• [Aim]
From the entries that follow, extract each line holding the string "this".

• [Items]
═══

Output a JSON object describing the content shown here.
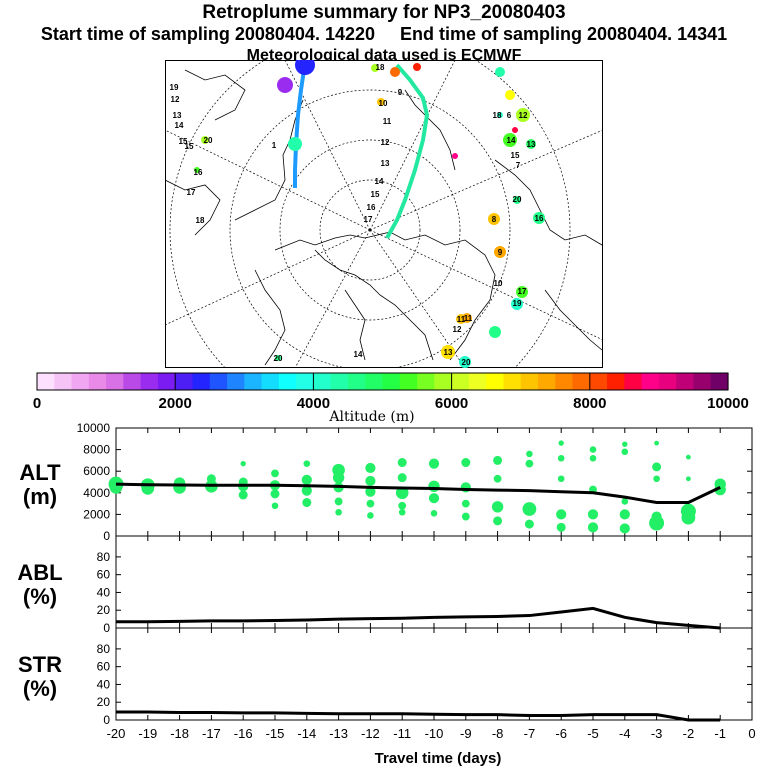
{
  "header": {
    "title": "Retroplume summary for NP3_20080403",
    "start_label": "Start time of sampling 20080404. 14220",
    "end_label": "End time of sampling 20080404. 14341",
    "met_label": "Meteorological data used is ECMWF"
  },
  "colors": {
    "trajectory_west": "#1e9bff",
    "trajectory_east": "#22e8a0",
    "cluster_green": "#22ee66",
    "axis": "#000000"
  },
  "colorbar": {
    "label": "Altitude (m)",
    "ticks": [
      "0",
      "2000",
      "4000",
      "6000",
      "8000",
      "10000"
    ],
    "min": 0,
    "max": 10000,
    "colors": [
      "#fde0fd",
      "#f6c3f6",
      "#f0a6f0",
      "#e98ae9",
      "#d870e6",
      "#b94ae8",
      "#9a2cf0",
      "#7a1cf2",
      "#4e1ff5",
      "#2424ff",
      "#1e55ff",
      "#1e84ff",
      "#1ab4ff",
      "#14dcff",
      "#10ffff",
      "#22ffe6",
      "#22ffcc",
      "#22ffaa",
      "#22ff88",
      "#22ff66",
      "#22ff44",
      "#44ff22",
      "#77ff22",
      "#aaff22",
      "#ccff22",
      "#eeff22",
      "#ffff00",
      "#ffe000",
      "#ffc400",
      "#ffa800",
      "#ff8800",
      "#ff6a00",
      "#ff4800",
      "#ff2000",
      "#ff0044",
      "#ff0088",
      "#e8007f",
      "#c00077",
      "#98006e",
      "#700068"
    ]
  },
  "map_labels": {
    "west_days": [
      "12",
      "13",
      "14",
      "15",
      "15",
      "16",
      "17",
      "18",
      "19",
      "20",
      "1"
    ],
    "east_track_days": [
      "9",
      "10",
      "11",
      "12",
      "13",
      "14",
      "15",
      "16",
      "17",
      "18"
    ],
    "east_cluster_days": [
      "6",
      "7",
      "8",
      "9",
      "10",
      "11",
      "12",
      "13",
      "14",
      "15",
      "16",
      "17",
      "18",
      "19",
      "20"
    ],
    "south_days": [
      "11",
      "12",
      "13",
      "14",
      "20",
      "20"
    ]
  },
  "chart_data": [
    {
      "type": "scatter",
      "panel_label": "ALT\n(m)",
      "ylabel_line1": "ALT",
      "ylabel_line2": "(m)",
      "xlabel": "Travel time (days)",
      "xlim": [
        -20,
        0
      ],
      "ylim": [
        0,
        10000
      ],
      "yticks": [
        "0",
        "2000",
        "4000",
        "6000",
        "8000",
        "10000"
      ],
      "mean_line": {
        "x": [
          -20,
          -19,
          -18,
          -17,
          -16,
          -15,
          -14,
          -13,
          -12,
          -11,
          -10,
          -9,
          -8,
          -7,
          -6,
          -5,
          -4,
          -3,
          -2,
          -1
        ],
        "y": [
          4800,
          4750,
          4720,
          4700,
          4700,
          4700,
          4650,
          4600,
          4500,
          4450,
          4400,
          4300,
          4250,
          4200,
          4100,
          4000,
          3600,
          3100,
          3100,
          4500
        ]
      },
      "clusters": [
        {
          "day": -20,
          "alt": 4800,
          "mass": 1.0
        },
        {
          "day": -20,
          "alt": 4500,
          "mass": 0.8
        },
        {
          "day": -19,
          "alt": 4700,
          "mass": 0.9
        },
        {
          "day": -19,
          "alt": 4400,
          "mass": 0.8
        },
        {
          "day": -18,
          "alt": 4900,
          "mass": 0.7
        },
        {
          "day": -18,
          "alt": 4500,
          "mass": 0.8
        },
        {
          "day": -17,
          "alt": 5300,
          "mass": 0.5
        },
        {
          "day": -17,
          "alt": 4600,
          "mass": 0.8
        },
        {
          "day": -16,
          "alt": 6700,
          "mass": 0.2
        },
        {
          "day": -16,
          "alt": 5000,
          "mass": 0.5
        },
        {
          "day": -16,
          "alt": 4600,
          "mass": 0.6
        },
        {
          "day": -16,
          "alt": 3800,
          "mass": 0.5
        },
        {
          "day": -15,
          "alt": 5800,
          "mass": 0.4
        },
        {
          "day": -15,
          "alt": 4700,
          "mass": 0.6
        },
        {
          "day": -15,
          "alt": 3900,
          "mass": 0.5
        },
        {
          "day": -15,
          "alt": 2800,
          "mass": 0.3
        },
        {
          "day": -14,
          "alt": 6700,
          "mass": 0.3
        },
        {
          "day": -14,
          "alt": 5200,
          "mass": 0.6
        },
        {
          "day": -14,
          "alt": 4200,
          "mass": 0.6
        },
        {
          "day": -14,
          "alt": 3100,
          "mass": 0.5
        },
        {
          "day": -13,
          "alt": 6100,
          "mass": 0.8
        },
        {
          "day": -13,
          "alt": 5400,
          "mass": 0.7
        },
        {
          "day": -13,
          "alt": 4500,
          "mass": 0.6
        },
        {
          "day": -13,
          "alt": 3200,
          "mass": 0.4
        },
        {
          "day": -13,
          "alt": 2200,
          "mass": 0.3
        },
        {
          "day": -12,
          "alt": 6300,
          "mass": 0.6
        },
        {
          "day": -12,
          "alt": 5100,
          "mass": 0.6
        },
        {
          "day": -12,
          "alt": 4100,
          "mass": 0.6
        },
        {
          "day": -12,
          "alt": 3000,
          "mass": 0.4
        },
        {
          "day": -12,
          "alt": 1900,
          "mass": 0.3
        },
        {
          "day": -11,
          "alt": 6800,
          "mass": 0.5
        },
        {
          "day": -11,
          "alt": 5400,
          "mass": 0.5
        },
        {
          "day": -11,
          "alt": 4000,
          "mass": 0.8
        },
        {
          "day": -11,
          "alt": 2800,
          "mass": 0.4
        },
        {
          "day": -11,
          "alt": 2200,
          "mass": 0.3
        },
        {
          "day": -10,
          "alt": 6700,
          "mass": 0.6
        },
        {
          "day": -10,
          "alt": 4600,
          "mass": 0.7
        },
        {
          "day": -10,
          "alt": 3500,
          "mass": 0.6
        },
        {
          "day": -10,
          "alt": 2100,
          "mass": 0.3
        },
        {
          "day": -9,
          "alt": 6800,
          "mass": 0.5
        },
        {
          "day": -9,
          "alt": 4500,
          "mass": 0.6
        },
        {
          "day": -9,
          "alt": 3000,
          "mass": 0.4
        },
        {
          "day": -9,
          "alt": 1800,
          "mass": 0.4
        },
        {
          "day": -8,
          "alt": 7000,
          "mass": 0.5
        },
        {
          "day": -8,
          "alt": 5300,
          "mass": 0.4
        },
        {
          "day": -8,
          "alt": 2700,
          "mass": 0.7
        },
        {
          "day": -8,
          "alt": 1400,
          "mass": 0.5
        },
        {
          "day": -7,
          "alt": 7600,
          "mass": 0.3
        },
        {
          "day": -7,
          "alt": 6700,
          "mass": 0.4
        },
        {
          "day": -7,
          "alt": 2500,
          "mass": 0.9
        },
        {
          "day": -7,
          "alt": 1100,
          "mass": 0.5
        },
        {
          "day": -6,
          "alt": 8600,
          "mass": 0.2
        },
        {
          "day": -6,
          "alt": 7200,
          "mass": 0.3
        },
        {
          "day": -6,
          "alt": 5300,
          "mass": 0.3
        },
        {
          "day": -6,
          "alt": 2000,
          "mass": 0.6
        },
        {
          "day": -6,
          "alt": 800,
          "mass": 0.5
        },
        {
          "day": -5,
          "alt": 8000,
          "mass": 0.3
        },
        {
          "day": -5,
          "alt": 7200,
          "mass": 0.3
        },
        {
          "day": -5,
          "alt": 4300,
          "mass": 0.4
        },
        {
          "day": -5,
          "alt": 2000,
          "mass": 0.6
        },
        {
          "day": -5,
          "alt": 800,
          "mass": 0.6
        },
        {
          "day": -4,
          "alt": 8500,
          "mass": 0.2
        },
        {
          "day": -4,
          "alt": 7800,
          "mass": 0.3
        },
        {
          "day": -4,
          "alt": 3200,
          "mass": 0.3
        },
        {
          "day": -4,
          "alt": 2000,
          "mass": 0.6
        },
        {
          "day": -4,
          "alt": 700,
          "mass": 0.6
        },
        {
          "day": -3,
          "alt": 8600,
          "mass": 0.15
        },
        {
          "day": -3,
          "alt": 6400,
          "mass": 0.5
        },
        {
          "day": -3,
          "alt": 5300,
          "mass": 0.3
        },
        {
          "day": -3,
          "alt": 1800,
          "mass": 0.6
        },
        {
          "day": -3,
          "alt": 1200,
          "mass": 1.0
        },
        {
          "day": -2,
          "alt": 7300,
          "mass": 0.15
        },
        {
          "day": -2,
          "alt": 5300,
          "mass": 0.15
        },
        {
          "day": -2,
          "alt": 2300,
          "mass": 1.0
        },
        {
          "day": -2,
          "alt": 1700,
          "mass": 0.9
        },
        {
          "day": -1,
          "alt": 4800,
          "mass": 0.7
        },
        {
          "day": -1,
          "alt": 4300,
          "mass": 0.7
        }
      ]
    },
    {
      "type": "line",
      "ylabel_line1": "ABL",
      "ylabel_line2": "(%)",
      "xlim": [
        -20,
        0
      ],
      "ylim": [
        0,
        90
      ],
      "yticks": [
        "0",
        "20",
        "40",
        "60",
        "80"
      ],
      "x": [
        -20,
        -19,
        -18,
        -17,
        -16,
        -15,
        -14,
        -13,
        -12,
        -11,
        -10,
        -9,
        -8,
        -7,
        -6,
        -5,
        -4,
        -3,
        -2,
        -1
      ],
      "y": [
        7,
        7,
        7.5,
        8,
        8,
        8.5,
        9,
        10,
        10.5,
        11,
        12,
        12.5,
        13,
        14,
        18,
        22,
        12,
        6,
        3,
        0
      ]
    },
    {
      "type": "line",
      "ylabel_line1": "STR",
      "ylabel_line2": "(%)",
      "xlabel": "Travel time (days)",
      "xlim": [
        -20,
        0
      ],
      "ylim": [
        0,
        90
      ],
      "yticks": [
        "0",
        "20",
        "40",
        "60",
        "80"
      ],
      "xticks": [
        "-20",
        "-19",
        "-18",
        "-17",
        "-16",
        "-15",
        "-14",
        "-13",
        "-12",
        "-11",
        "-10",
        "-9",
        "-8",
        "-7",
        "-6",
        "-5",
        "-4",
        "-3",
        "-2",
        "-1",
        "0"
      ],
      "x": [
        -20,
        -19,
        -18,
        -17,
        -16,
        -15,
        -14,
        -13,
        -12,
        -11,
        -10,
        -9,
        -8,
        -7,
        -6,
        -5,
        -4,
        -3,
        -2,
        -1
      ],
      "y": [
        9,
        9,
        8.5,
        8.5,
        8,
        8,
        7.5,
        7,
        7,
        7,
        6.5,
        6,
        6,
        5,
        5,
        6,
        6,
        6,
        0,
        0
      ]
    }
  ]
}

═══

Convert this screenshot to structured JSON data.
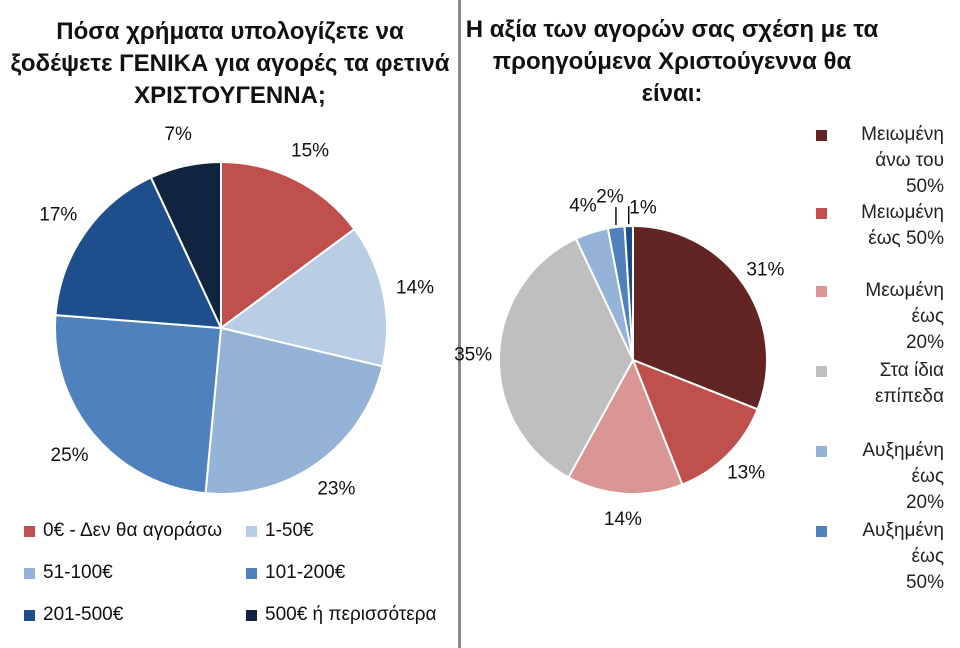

═══

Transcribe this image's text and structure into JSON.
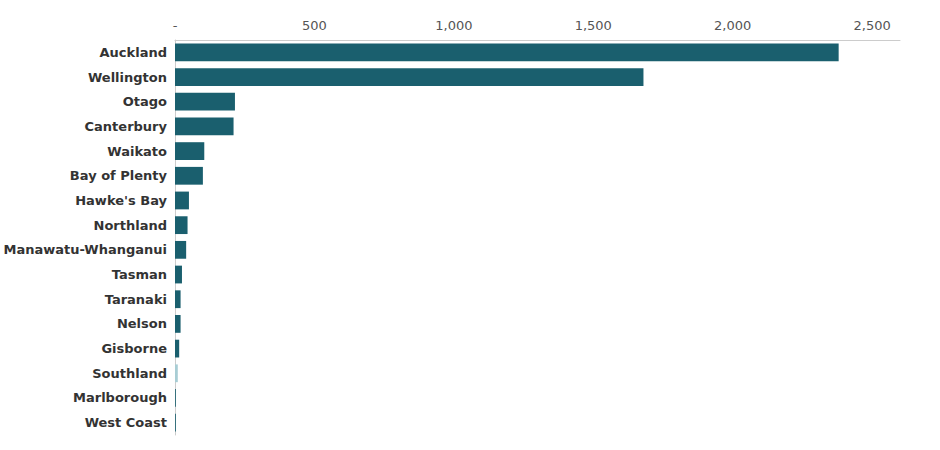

═══

• [Output]
Convert this screenshot to structured JSON data.
Transcribe this image's text and structure into JSON.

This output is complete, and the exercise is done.